### SET TASK
Give all of the lines again, with nothing added or dropped.

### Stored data

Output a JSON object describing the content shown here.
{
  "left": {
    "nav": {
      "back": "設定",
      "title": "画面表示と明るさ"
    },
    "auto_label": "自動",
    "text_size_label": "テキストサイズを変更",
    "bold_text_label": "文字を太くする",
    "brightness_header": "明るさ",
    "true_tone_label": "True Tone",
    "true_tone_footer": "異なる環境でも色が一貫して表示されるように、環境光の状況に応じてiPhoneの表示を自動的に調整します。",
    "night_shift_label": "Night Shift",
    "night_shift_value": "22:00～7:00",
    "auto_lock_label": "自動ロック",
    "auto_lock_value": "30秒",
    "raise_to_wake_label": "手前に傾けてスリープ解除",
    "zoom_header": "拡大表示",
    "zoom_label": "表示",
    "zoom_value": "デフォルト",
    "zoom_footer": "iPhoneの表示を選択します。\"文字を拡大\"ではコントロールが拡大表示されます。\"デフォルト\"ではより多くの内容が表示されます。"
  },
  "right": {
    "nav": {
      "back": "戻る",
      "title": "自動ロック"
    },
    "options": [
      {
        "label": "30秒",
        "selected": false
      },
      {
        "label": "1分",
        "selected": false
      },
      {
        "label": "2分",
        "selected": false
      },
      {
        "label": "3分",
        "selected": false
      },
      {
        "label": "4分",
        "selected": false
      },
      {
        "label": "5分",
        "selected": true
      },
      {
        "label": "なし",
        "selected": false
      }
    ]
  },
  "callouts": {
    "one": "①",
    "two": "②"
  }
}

### SOLUTION TO THIS EXERCISE
Output a JSON object describing the content shown here.
{
  "left": {
    "nav": {
      "back": "設定",
      "title": "画面表示と明るさ"
    },
    "auto_label": "自動",
    "text_size_label": "テキストサイズを変更",
    "bold_text_label": "文字を太くする",
    "brightness_header": "明るさ",
    "true_tone_label": "True Tone",
    "true_tone_footer": "異なる環境でも色が一貫して表示されるように、環境光の状況に応じてiPhoneの表示を自動的に調整します。",
    "night_shift_label": "Night Shift",
    "night_shift_value": "22:00～7:00",
    "auto_lock_label": "自動ロック",
    "auto_lock_value": "30秒",
    "raise_to_wake_label": "手前に傾けてスリープ解除",
    "zoom_header": "拡大表示",
    "zoom_label": "表示",
    "zoom_value": "デフォルト",
    "zoom_footer": "iPhoneの表示を選択します。\"文字を拡大\"ではコントロールが拡大表示されます。\"デフォルト\"ではより多くの内容が表示されます。"
  },
  "right": {
    "nav": {
      "back": "戻る",
      "title": "自動ロック"
    },
    "options": [
      {
        "label": "30秒",
        "selected": false
      },
      {
        "label": "1分",
        "selected": false
      },
      {
        "label": "2分",
        "selected": false
      },
      {
        "label": "3分",
        "selected": false
      },
      {
        "label": "4分",
        "selected": false
      },
      {
        "label": "5分",
        "selected": true
      },
      {
        "label": "なし",
        "selected": false
      }
    ]
  },
  "callouts": {
    "one": "①",
    "two": "②"
  }
}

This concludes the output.